**Task to complete**:
Identify the lines that contain the string "Peticiones" and report only how many there are.

[Records that describe figures]

+--

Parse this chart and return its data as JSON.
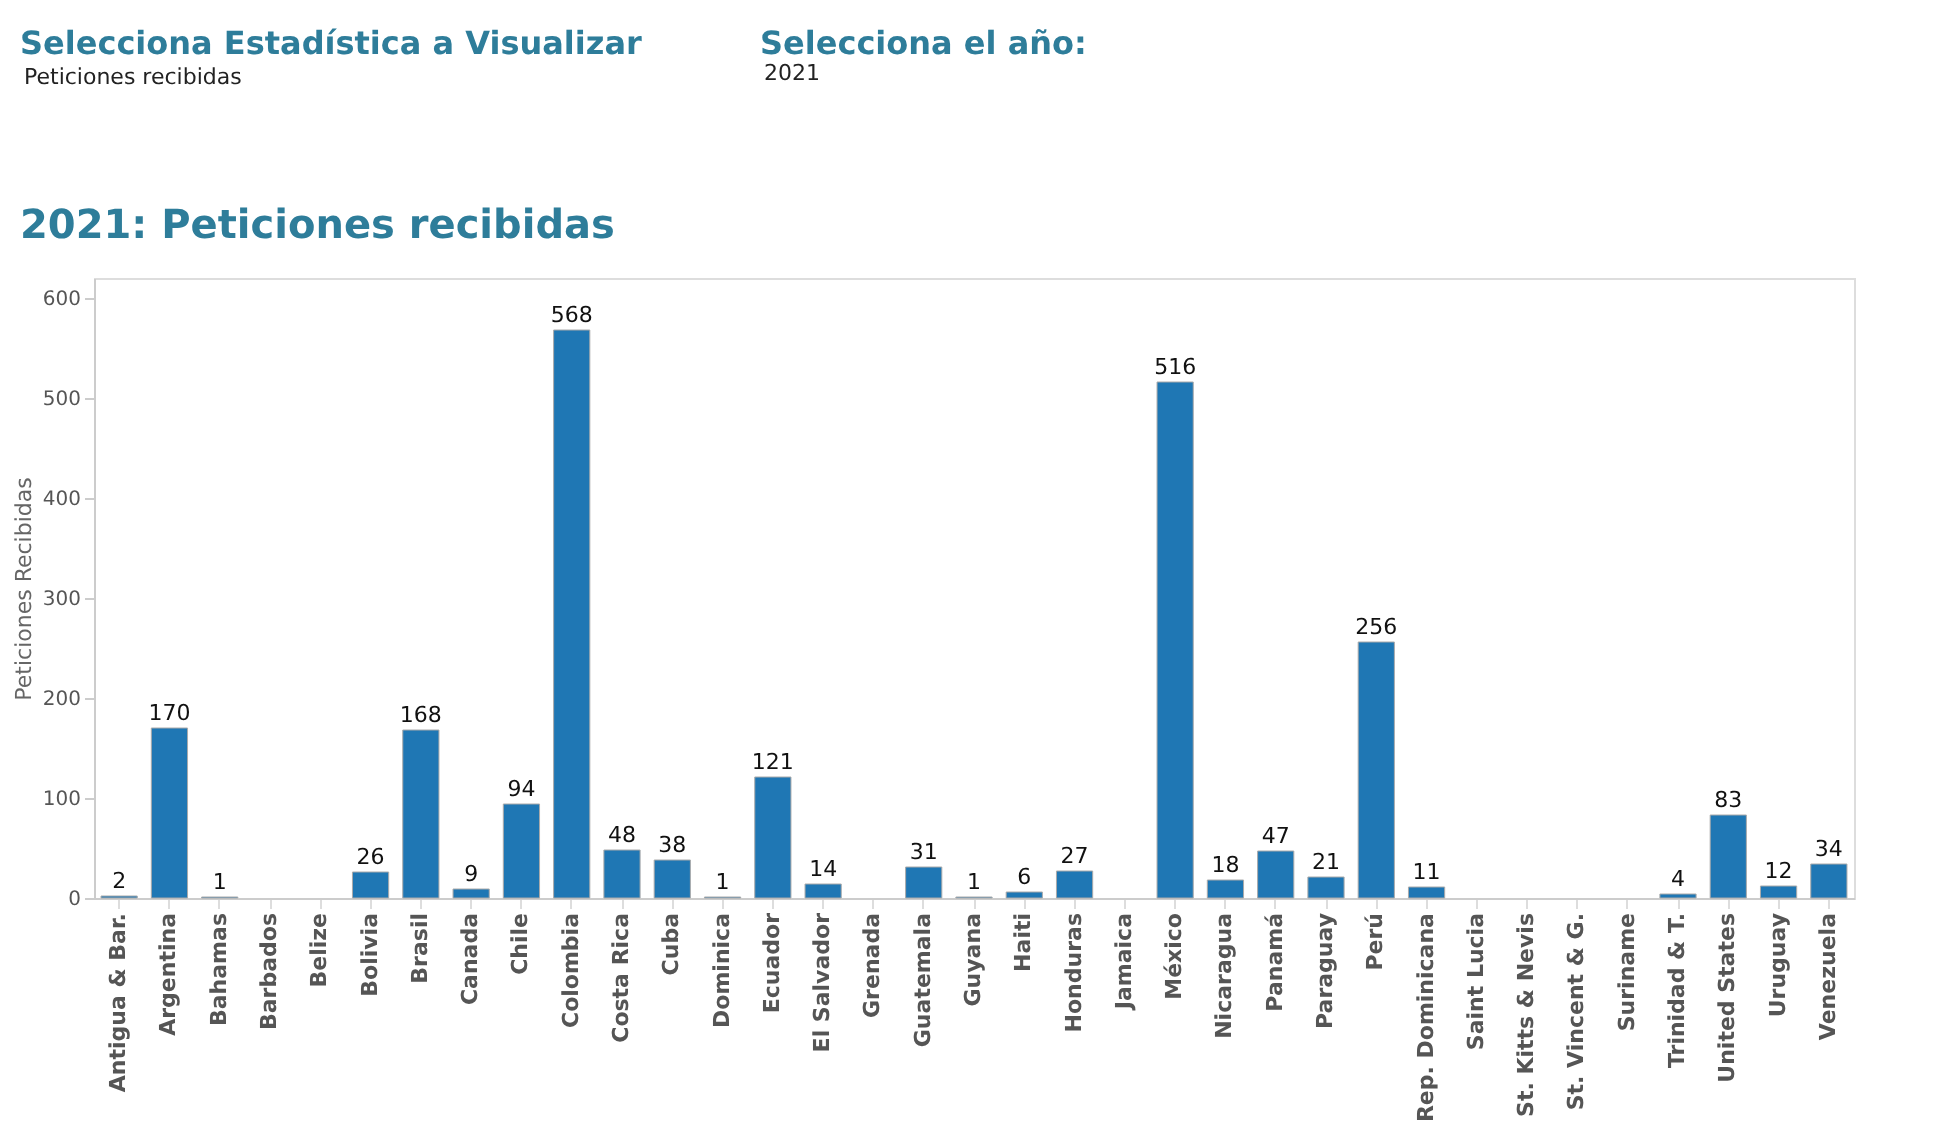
{
  "chart_data": {
    "type": "bar",
    "title": "2021: Peticiones recibidas",
    "ylabel": "Peticiones Recibidas",
    "annotations": [
      "Selecciona Estadística a Visualizar",
      "Peticiones recibidas",
      "Selecciona el año:",
      "2021"
    ],
    "categories": [
      "Antigua & Bar.",
      "Argentina",
      "Bahamas",
      "Barbados",
      "Belize",
      "Bolivia",
      "Brasil",
      "Canada",
      "Chile",
      "Colombia",
      "Costa Rica",
      "Cuba",
      "Dominica",
      "Ecuador",
      "El Salvador",
      "Grenada",
      "Guatemala",
      "Guyana",
      "Haiti",
      "Honduras",
      "Jamaica",
      "México",
      "Nicaragua",
      "Panamá",
      "Paraguay",
      "Perú",
      "Rep. Dominicana",
      "Saint Lucia",
      "St. Kitts & Nevis",
      "St. Vincent & G.",
      "Suriname",
      "Trinidad & T.",
      "United States",
      "Uruguay",
      "Venezuela"
    ],
    "values": [
      2,
      170,
      1,
      null,
      null,
      26,
      168,
      9,
      94,
      568,
      48,
      38,
      1,
      121,
      14,
      null,
      31,
      1,
      6,
      27,
      null,
      516,
      18,
      47,
      21,
      256,
      11,
      null,
      null,
      null,
      null,
      4,
      83,
      12,
      34
    ],
    "color": "#1f77b4",
    "ylim": [
      0,
      620
    ],
    "yticks": [
      0,
      100,
      200,
      300,
      400,
      500,
      600
    ],
    "data_labels": true,
    "grid": false
  }
}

+--

**Written answer**:
3